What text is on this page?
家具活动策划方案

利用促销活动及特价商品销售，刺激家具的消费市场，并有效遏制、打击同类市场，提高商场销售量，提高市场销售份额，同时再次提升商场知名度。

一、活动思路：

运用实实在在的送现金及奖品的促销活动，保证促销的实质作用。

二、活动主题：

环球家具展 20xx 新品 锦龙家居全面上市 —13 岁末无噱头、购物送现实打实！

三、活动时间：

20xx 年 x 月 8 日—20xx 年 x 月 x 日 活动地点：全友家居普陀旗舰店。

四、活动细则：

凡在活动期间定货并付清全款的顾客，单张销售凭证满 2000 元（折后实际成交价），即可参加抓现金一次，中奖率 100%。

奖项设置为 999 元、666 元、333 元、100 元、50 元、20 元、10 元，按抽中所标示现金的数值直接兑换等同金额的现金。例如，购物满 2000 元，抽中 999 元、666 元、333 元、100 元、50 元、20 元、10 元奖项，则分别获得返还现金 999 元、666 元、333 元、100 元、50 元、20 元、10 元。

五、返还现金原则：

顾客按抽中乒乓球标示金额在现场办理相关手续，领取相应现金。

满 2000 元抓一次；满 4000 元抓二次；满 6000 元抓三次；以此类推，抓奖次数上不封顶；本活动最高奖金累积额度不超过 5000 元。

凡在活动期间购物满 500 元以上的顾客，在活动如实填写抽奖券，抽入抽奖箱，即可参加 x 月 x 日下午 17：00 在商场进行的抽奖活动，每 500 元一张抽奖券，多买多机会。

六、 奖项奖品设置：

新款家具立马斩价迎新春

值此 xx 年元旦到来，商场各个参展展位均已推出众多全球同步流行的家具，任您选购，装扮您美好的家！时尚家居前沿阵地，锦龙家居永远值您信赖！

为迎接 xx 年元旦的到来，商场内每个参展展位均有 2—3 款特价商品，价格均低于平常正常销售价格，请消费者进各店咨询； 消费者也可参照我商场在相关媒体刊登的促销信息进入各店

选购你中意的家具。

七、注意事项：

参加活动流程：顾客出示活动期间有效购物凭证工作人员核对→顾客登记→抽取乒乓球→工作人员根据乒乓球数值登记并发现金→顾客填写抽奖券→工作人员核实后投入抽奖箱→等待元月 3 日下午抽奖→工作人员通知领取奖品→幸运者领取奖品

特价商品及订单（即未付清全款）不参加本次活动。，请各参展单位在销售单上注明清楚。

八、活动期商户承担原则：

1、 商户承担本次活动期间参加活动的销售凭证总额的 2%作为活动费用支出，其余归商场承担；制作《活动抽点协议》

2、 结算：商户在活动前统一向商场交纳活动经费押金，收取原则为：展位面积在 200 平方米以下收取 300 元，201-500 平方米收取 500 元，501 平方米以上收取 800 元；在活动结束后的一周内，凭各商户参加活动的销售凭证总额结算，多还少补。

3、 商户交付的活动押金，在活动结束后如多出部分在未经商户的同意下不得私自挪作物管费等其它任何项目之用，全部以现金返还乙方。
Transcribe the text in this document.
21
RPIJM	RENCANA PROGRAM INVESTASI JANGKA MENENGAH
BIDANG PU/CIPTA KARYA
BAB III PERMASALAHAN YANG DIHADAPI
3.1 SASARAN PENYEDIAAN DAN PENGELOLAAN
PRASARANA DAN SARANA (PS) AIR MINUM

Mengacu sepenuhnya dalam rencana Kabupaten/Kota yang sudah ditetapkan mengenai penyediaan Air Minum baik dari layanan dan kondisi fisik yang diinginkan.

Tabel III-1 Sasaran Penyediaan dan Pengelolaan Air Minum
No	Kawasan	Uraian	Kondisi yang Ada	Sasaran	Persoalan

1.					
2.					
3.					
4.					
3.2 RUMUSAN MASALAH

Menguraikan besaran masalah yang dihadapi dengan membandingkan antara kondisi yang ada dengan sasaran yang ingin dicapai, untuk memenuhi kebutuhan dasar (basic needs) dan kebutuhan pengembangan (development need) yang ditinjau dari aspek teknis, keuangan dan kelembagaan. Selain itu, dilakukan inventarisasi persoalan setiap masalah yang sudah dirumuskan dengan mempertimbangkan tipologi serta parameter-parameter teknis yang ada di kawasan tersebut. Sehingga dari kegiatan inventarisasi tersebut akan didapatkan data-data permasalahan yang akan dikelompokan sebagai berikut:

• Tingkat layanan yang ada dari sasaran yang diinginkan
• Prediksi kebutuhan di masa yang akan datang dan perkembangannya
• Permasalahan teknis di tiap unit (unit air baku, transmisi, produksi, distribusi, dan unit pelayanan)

# Aim
Working from the entries above, return all lines that contain "sudah".

# Exercise output
Mengacu sepenuhnya dalam rencana Kabupaten/Kota yang sudah ditetapkan mengenai penyediaan Air Minum baik dari layanan dan kondisi fisik yang diinginkan.
Menguraikan besaran masalah yang dihadapi dengan membandingkan antara kondisi yang ada dengan sasaran yang ingin dicapai, untuk memenuhi kebutuhan dasar (basic needs) dan kebutuhan pengembangan (development need) yang ditinjau dari aspek teknis, keuangan dan kelembagaan. Selain itu, dilakukan inventarisasi persoalan setiap masalah yang sudah dirumuskan dengan mempertimbangkan tipologi serta parameter-parameter teknis yang ada di kawasan tersebut. Sehingga dari kegiatan inventarisasi tersebut akan didapatkan data-data permasalahan yang akan dikelompokan sebagai berikut:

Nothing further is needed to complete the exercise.